Stored data
============
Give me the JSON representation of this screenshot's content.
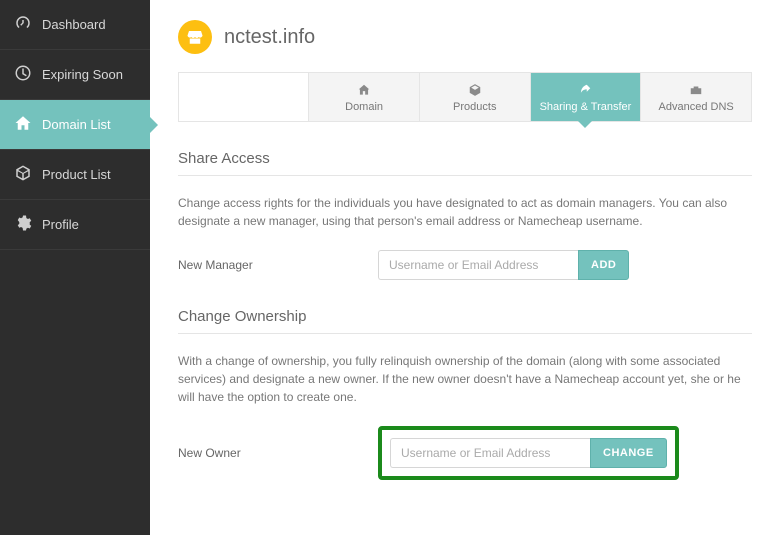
{
  "sidebar": {
    "items": [
      {
        "label": "Dashboard"
      },
      {
        "label": "Expiring Soon"
      },
      {
        "label": "Domain List"
      },
      {
        "label": "Product List"
      },
      {
        "label": "Profile"
      }
    ]
  },
  "header": {
    "domain_name": "nctest.info"
  },
  "tabs": [
    {
      "label": "Domain"
    },
    {
      "label": "Products"
    },
    {
      "label": "Sharing & Transfer"
    },
    {
      "label": "Advanced DNS"
    }
  ],
  "share_access": {
    "title": "Share Access",
    "description": "Change access rights for the individuals you have designated to act as domain managers. You can also designate a new manager, using that person's email address or Namecheap username.",
    "field_label": "New Manager",
    "placeholder": "Username or Email Address",
    "button_label": "ADD"
  },
  "change_ownership": {
    "title": "Change Ownership",
    "description": "With a change of ownership, you fully relinquish ownership of the domain (along with some associated services) and designate a new owner. If the new owner doesn't have a Namecheap account yet, she or he will have the option to create one.",
    "field_label": "New Owner",
    "placeholder": "Username or Email Address",
    "button_label": "CHANGE"
  }
}
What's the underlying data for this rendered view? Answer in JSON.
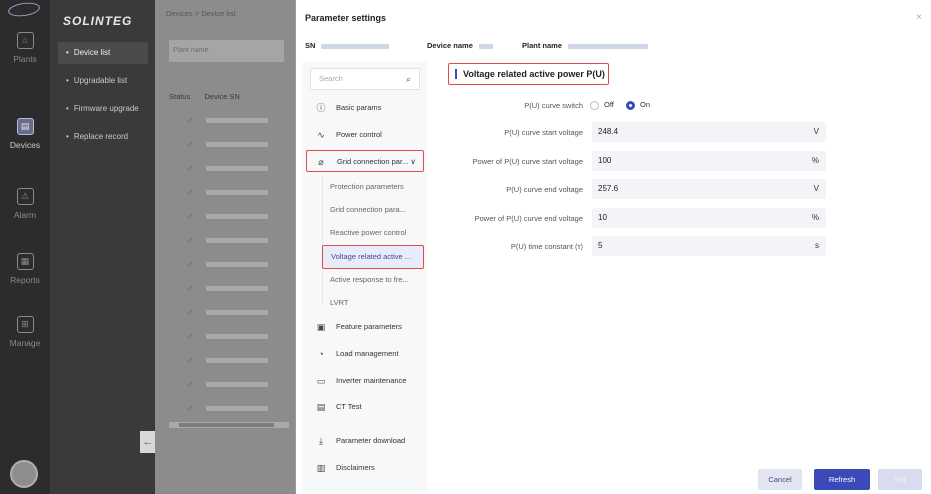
{
  "rail": {
    "items": [
      {
        "label": "Plants",
        "icon": "home-icon",
        "glyph": "⌂"
      },
      {
        "label": "Devices",
        "icon": "device-icon",
        "glyph": "▤"
      },
      {
        "label": "Alarm",
        "icon": "alarm-icon",
        "glyph": "⚠"
      },
      {
        "label": "Reports",
        "icon": "report-icon",
        "glyph": "▦"
      },
      {
        "label": "Manage",
        "icon": "grid-icon",
        "glyph": "⊞"
      }
    ]
  },
  "subnav": {
    "brand": "SOLINTEG",
    "items": [
      "Device list",
      "Upgradable list",
      "Firmware upgrade",
      "Replace record"
    ],
    "collapse_glyph": "←"
  },
  "background": {
    "breadcrumb": "Devices > Device list",
    "search_placeholder": "Plant name",
    "col_status": "Status",
    "col_sn": "Device SN"
  },
  "modal": {
    "title": "Parameter settings",
    "close": "×",
    "sn_label": "SN",
    "device_name_label": "Device name",
    "plant_name_label": "Plant name",
    "search_placeholder": "Search",
    "menu": [
      {
        "label": "Basic params",
        "icon": "info-icon",
        "glyph": "ⓘ"
      },
      {
        "label": "Power control",
        "icon": "pulse-icon",
        "glyph": "∿"
      },
      {
        "label": "Grid connection par... ∨",
        "icon": "link-icon",
        "glyph": "⌀"
      },
      {
        "label": "Feature parameters",
        "icon": "doc-icon",
        "glyph": "▣"
      },
      {
        "label": "Load management",
        "icon": "gauge-icon",
        "glyph": "◔"
      },
      {
        "label": "Inverter maintenance",
        "icon": "maintenance-icon",
        "glyph": "▭"
      },
      {
        "label": "CT Test",
        "icon": "ct-icon",
        "glyph": "▤"
      },
      {
        "label": "Parameter download",
        "icon": "download-icon",
        "glyph": "⤓"
      },
      {
        "label": "Disclaimers",
        "icon": "disclaimer-icon",
        "glyph": "▥"
      }
    ],
    "submenu": [
      "Protection parameters",
      "Grid connection para...",
      "Reactive power control",
      "Voltage related active ...",
      "Active response to fre...",
      "LVRT"
    ],
    "section_title": "Voltage related active power P(U)",
    "switch_label": "P(U) curve switch",
    "off_label": "Off",
    "on_label": "On",
    "fields": [
      {
        "label": "P(U) curve start voltage",
        "value": "248.4",
        "unit": "V"
      },
      {
        "label": "Power of P(U) curve start voltage",
        "value": "100",
        "unit": "%"
      },
      {
        "label": "P(U) curve end voltage",
        "value": "257.6",
        "unit": "V"
      },
      {
        "label": "Power of P(U) curve end voltage",
        "value": "10",
        "unit": "%"
      },
      {
        "label": "P(U) time constant (τ)",
        "value": "5",
        "unit": "s"
      }
    ],
    "buttons": {
      "cancel": "Cancel",
      "refresh": "Refresh",
      "set": "Set"
    }
  }
}
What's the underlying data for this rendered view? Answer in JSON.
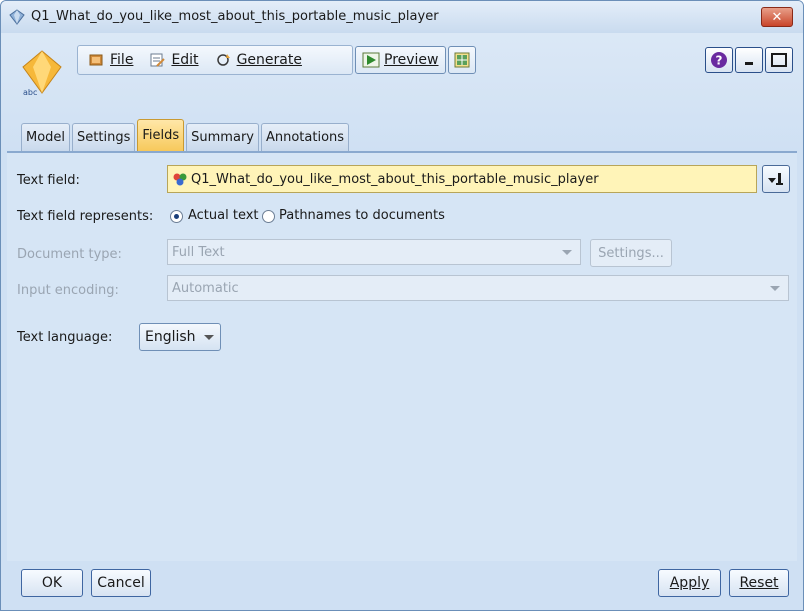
{
  "window": {
    "title": "Q1_What_do_you_like_most_about_this_portable_music_player"
  },
  "menu": {
    "file": "File",
    "edit": "Edit",
    "generate": "Generate",
    "preview": "Preview"
  },
  "tabs": [
    {
      "label": "Model",
      "active": false
    },
    {
      "label": "Settings",
      "active": false
    },
    {
      "label": "Fields",
      "active": true
    },
    {
      "label": "Summary",
      "active": false
    },
    {
      "label": "Annotations",
      "active": false
    }
  ],
  "form": {
    "text_field_label": "Text field:",
    "text_field_value": "Q1_What_do_you_like_most_about_this_portable_music_player",
    "represents_label": "Text field represents:",
    "represents_options": [
      "Actual text",
      "Pathnames to documents"
    ],
    "represents_selected": "Actual text",
    "document_type_label": "Document type:",
    "document_type_value": "Full Text",
    "settings_button": "Settings...",
    "input_encoding_label": "Input encoding:",
    "input_encoding_value": "Automatic",
    "text_language_label": "Text language:",
    "text_language_value": "English"
  },
  "footer": {
    "ok": "OK",
    "cancel": "Cancel",
    "apply": "Apply",
    "reset": "Reset"
  },
  "colors": {
    "active_tab": "#f7c95b",
    "text_field_bg": "#fff4b8",
    "close_button": "#c9452a"
  }
}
============
Exercise description:
Reply with one number: the count of lines in the entries that include the word "Devices".

Worked solution:
2